Check the listing below for lines that hold "нельзя". How many are there? Please give only the number.

BEGIN Records provided

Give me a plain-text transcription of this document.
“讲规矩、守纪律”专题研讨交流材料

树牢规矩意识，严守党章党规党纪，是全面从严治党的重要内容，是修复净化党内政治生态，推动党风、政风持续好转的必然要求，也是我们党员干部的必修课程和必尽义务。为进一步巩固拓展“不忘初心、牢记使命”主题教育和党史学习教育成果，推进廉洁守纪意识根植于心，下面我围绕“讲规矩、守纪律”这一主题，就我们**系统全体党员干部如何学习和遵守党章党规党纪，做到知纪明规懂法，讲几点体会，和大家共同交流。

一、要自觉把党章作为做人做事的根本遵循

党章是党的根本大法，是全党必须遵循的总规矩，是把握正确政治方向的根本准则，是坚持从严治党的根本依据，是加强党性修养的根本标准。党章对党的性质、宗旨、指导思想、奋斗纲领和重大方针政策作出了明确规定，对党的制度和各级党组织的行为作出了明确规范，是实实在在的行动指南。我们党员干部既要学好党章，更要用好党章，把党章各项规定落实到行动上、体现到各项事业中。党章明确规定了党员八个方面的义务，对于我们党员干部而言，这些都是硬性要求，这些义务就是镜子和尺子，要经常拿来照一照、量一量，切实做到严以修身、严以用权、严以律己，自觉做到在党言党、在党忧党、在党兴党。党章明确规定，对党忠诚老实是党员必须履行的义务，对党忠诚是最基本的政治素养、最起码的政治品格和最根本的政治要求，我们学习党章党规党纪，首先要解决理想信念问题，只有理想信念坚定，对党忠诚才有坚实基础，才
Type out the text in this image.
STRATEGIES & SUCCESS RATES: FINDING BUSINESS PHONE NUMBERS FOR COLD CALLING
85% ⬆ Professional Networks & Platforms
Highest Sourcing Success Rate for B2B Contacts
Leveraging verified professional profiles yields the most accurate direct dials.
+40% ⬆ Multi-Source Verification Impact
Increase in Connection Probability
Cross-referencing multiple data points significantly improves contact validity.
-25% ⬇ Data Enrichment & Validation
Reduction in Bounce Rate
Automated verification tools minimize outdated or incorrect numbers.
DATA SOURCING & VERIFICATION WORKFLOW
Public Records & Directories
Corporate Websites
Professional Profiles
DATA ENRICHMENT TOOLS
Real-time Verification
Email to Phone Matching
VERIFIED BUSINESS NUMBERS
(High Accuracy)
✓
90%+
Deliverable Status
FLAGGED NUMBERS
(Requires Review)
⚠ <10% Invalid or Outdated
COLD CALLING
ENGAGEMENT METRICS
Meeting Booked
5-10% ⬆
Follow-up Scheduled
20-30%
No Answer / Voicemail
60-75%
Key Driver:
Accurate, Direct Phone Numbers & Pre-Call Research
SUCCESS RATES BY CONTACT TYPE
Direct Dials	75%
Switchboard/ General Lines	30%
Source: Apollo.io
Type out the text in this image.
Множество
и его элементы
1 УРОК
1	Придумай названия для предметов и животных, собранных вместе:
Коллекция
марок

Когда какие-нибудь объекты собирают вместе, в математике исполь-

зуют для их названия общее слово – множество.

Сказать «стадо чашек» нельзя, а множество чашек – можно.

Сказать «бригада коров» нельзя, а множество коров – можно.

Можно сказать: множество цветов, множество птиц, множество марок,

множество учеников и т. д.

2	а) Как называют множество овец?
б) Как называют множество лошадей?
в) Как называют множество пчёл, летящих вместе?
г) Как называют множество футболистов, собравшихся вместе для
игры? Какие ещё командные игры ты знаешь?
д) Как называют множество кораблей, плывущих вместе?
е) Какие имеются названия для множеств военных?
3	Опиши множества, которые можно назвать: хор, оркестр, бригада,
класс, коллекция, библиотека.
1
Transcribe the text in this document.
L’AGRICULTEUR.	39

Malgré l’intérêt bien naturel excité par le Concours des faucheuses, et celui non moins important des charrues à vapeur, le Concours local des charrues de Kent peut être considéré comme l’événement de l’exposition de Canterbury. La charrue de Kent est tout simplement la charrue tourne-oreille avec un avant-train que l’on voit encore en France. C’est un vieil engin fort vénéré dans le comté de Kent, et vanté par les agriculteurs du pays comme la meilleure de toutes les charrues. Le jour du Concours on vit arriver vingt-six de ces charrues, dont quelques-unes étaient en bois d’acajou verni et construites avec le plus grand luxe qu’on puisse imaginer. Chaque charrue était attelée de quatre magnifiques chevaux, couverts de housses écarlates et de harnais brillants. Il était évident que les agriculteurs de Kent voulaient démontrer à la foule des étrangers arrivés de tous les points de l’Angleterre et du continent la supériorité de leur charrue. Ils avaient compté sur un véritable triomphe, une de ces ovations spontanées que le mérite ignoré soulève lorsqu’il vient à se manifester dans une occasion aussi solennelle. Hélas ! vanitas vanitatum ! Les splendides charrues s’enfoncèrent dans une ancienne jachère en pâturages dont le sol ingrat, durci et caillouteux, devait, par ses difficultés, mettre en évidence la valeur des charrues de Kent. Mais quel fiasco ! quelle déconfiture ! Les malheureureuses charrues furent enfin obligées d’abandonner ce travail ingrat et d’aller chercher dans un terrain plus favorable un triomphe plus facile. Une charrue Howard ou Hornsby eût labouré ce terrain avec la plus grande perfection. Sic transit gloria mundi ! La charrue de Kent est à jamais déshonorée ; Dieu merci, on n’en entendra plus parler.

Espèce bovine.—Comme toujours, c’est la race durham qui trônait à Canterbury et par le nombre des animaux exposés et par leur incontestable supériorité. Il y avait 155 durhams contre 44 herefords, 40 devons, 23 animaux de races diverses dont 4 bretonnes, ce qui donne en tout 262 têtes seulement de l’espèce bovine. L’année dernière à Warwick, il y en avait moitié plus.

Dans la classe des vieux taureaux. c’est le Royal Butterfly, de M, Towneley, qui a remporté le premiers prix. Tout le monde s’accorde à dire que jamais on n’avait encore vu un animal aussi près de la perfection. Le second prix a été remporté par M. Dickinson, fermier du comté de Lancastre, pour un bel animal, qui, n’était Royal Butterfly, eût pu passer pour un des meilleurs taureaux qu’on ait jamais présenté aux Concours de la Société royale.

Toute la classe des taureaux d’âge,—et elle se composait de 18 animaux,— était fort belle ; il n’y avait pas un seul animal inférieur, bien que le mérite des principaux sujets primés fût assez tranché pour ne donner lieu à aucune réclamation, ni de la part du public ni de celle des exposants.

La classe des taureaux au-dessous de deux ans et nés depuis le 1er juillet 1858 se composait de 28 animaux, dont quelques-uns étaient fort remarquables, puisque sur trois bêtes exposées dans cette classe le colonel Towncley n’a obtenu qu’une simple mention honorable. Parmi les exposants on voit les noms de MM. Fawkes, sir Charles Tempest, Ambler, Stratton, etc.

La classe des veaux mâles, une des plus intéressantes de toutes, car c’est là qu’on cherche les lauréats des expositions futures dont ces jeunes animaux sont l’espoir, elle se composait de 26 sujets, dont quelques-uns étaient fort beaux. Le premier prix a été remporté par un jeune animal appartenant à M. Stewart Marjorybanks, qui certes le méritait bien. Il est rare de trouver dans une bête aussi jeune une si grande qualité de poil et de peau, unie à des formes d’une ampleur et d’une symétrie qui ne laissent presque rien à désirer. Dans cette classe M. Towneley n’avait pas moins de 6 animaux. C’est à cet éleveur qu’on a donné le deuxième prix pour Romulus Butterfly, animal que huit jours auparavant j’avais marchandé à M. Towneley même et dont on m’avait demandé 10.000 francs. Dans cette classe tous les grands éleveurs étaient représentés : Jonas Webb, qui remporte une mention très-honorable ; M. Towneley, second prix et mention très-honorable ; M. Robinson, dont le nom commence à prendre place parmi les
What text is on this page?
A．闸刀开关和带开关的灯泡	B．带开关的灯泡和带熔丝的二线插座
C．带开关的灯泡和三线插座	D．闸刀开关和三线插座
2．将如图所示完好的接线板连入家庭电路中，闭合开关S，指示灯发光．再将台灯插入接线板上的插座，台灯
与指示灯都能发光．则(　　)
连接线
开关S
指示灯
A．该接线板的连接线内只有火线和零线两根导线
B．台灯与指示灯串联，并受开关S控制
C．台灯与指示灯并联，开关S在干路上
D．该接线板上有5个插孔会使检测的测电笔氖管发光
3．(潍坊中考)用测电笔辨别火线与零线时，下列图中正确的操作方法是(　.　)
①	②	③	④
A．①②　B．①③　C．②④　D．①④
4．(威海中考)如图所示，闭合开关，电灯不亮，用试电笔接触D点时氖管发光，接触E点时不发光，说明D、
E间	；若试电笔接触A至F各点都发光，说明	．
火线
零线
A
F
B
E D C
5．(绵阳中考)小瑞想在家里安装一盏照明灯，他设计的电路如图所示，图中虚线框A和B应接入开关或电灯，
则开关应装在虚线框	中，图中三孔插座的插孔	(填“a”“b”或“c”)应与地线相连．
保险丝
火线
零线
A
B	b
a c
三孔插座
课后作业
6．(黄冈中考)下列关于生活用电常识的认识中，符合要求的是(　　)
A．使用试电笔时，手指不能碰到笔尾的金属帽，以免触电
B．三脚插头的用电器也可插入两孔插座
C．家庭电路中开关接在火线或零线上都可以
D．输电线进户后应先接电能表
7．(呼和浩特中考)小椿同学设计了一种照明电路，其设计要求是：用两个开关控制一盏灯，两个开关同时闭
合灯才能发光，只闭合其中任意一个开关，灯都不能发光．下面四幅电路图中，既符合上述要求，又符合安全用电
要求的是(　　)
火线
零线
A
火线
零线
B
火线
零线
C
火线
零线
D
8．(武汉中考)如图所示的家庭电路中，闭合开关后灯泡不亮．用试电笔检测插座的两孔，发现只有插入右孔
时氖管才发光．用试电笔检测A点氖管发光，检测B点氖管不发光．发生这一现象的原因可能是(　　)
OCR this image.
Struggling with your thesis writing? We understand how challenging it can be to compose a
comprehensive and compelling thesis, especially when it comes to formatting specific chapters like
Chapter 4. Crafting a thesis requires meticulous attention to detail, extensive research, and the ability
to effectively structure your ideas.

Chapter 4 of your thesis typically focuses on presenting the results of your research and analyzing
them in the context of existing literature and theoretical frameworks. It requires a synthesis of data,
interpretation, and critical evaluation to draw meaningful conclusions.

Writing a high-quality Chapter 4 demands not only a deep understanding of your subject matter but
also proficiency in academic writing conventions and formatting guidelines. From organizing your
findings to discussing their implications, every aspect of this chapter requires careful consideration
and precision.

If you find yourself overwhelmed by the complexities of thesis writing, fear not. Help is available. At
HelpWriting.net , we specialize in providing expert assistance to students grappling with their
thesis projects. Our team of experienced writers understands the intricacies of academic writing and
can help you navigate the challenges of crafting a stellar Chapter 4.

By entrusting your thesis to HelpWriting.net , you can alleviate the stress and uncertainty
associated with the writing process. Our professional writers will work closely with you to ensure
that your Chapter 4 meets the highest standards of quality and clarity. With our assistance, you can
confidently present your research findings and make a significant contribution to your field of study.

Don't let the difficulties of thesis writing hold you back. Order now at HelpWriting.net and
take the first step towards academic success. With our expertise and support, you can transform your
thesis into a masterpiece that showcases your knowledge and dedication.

END Records provided

▸ **Task response**
2